▶ _Stated problem_:
Repeat, exactly and completely, the entries shown underneath.

▶ _Records provided_:

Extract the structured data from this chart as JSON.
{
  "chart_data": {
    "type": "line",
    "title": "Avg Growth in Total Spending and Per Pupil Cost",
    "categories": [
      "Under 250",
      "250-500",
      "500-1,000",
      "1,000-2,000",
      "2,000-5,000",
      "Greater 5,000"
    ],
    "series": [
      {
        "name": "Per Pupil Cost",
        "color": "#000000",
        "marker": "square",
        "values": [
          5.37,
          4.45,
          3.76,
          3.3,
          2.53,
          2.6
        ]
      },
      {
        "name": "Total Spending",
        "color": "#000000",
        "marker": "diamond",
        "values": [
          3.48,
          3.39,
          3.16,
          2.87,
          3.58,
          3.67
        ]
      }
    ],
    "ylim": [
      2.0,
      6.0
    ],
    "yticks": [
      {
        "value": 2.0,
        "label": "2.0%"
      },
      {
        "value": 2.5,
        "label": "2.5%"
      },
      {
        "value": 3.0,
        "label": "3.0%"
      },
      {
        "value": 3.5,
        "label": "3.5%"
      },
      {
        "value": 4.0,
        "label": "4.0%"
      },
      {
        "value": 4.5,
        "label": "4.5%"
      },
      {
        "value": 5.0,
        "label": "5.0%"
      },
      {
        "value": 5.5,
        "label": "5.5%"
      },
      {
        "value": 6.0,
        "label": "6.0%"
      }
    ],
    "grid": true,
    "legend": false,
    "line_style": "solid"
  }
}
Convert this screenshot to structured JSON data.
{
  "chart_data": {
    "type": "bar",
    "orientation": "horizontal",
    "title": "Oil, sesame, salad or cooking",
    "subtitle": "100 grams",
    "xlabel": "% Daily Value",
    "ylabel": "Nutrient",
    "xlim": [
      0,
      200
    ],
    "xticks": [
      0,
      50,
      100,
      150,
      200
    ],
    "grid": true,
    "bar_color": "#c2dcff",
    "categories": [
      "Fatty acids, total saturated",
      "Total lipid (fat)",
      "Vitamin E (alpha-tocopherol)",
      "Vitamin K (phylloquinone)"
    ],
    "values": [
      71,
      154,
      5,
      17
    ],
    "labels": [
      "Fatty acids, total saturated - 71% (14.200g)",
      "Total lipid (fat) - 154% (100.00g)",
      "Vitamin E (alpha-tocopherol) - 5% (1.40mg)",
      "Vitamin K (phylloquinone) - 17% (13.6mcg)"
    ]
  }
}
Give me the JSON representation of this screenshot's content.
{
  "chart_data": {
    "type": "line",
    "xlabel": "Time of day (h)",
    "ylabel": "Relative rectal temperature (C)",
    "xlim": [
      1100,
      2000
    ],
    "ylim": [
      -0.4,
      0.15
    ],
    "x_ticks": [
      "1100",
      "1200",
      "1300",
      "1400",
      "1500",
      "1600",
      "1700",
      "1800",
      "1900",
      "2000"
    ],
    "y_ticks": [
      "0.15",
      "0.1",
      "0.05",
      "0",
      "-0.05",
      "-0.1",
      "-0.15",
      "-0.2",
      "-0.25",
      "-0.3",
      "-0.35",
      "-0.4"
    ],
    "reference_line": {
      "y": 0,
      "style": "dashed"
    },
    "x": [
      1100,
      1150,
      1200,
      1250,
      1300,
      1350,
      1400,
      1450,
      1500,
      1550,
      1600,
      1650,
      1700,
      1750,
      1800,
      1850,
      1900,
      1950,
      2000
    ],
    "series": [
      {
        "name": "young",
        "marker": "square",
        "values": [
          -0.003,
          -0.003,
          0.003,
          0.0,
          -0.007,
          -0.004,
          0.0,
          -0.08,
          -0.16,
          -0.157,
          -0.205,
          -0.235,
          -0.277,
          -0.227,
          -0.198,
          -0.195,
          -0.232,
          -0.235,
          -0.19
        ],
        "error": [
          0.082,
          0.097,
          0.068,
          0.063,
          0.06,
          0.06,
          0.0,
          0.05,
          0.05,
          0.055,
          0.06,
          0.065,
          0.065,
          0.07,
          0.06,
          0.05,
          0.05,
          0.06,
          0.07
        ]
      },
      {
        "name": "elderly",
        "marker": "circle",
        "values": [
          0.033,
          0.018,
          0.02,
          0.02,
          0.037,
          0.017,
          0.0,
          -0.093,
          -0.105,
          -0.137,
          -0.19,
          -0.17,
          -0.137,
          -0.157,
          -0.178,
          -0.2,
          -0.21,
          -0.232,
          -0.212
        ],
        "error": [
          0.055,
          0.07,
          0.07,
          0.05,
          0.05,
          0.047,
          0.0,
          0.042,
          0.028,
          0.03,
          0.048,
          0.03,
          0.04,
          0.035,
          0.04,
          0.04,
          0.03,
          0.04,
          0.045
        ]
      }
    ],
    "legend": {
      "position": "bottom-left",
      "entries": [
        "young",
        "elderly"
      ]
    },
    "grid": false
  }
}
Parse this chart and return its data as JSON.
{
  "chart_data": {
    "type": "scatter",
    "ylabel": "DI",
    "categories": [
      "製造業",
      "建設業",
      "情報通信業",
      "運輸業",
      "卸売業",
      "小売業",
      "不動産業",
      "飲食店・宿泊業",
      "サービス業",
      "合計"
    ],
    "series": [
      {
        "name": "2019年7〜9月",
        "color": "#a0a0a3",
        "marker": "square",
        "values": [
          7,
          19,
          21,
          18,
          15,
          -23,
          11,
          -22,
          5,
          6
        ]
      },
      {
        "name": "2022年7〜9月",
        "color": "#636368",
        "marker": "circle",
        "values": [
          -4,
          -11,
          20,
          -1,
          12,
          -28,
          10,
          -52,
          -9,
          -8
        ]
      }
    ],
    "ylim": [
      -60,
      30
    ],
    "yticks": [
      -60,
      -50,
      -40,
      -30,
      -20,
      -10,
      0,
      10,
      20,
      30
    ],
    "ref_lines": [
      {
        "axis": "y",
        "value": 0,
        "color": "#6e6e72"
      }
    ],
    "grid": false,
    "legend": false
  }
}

▶ _Reply_:
Extract the structured data from this chart as JSON.
{
  "chart_data": {
    "type": "line",
    "title": "Avg Growth in Total Spending and Per Pupil Cost",
    "categories": [
      "Under 250",
      "250-500",
      "500-1,000",
      "1,000-2,000",
      "2,000-5,000",
      "Greater 5,000"
    ],
    "series": [
      {
        "name": "Per Pupil Cost",
        "color": "#000000",
        "marker": "square",
        "values": [
          5.37,
          4.45,
          3.76,
          3.3,
          2.53,
          2.6
        ]
      },
      {
        "name": "Total Spending",
        "color": "#000000",
        "marker": "diamond",
        "values": [
          3.48,
          3.39,
          3.16,
          2.87,
          3.58,
          3.67
        ]
      }
    ],
    "ylim": [
      2.0,
      6.0
    ],
    "yticks": [
      {
        "value": 2.0,
        "label": "2.0%"
      },
      {
        "value": 2.5,
        "label": "2.5%"
      },
      {
        "value": 3.0,
        "label": "3.0%"
      },
      {
        "value": 3.5,
        "label": "3.5%"
      },
      {
        "value": 4.0,
        "label": "4.0%"
      },
      {
        "value": 4.5,
        "label": "4.5%"
      },
      {
        "value": 5.0,
        "label": "5.0%"
      },
      {
        "value": 5.5,
        "label": "5.5%"
      },
      {
        "value": 6.0,
        "label": "6.0%"
      }
    ],
    "grid": true,
    "legend": false,
    "line_style": "solid"
  }
}
Convert this screenshot to structured JSON data.
{
  "chart_data": {
    "type": "bar",
    "orientation": "horizontal",
    "title": "Oil, sesame, salad or cooking",
    "subtitle": "100 grams",
    "xlabel": "% Daily Value",
    "ylabel": "Nutrient",
    "xlim": [
      0,
      200
    ],
    "xticks": [
      0,
      50,
      100,
      150,
      200
    ],
    "grid": true,
    "bar_color": "#c2dcff",
    "categories": [
      "Fatty acids, total saturated",
      "Total lipid (fat)",
      "Vitamin E (alpha-tocopherol)",
      "Vitamin K (phylloquinone)"
    ],
    "values": [
      71,
      154,
      5,
      17
    ],
    "labels": [
      "Fatty acids, total saturated - 71% (14.200g)",
      "Total lipid (fat) - 154% (100.00g)",
      "Vitamin E (alpha-tocopherol) - 5% (1.40mg)",
      "Vitamin K (phylloquinone) - 17% (13.6mcg)"
    ]
  }
}
Give me the JSON representation of this screenshot's content.
{
  "chart_data": {
    "type": "line",
    "xlabel": "Time of day (h)",
    "ylabel": "Relative rectal temperature (C)",
    "xlim": [
      1100,
      2000
    ],
    "ylim": [
      -0.4,
      0.15
    ],
    "x_ticks": [
      "1100",
      "1200",
      "1300",
      "1400",
      "1500",
      "1600",
      "1700",
      "1800",
      "1900",
      "2000"
    ],
    "y_ticks": [
      "0.15",
      "0.1",
      "0.05",
      "0",
      "-0.05",
      "-0.1",
      "-0.15",
      "-0.2",
      "-0.25",
      "-0.3",
      "-0.35",
      "-0.4"
    ],
    "reference_line": {
      "y": 0,
      "style": "dashed"
    },
    "x": [
      1100,
      1150,
      1200,
      1250,
      1300,
      1350,
      1400,
      1450,
      1500,
      1550,
      1600,
      1650,
      1700,
      1750,
      1800,
      1850,
      1900,
      1950,
      2000
    ],
    "series": [
      {
        "name": "young",
        "marker": "square",
        "values": [
          -0.003,
          -0.003,
          0.003,
          0.0,
          -0.007,
          -0.004,
          0.0,
          -0.08,
          -0.16,
          -0.157,
          -0.205,
          -0.235,
          -0.277,
          -0.227,
          -0.198,
          -0.195,
          -0.232,
          -0.235,
          -0.19
        ],
        "error": [
          0.082,
          0.097,
          0.068,
          0.063,
          0.06,
          0.06,
          0.0,
          0.05,
          0.05,
          0.055,
          0.06,
          0.065,
          0.065,
          0.07,
          0.06,
          0.05,
          0.05,
          0.06,
          0.07
        ]
      },
      {
        "name": "elderly",
        "marker": "circle",
        "values": [
          0.033,
          0.018,
          0.02,
          0.02,
          0.037,
          0.017,
          0.0,
          -0.093,
          -0.105,
          -0.137,
          -0.19,
          -0.17,
          -0.137,
          -0.157,
          -0.178,
          -0.2,
          -0.21,
          -0.232,
          -0.212
        ],
        "error": [
          0.055,
          0.07,
          0.07,
          0.05,
          0.05,
          0.047,
          0.0,
          0.042,
          0.028,
          0.03,
          0.048,
          0.03,
          0.04,
          0.035,
          0.04,
          0.04,
          0.03,
          0.04,
          0.045
        ]
      }
    ],
    "legend": {
      "position": "bottom-left",
      "entries": [
        "young",
        "elderly"
      ]
    },
    "grid": false
  }
}
Parse this chart and return its data as JSON.
{
  "chart_data": {
    "type": "scatter",
    "ylabel": "DI",
    "categories": [
      "製造業",
      "建設業",
      "情報通信業",
      "運輸業",
      "卸売業",
      "小売業",
      "不動産業",
      "飲食店・宿泊業",
      "サービス業",
      "合計"
    ],
    "series": [
      {
        "name": "2019年7〜9月",
        "color": "#a0a0a3",
        "marker": "square",
        "values": [
          7,
          19,
          21,
          18,
          15,
          -23,
          11,
          -22,
          5,
          6
        ]
      },
      {
        "name": "2022年7〜9月",
        "color": "#636368",
        "marker": "circle",
        "values": [
          -4,
          -11,
          20,
          -1,
          12,
          -28,
          10,
          -52,
          -9,
          -8
        ]
      }
    ],
    "ylim": [
      -60,
      30
    ],
    "yticks": [
      -60,
      -50,
      -40,
      -30,
      -20,
      -10,
      0,
      10,
      20,
      30
    ],
    "ref_lines": [
      {
        "axis": "y",
        "value": 0,
        "color": "#6e6e72"
      }
    ],
    "grid": false,
    "legend": false
  }
}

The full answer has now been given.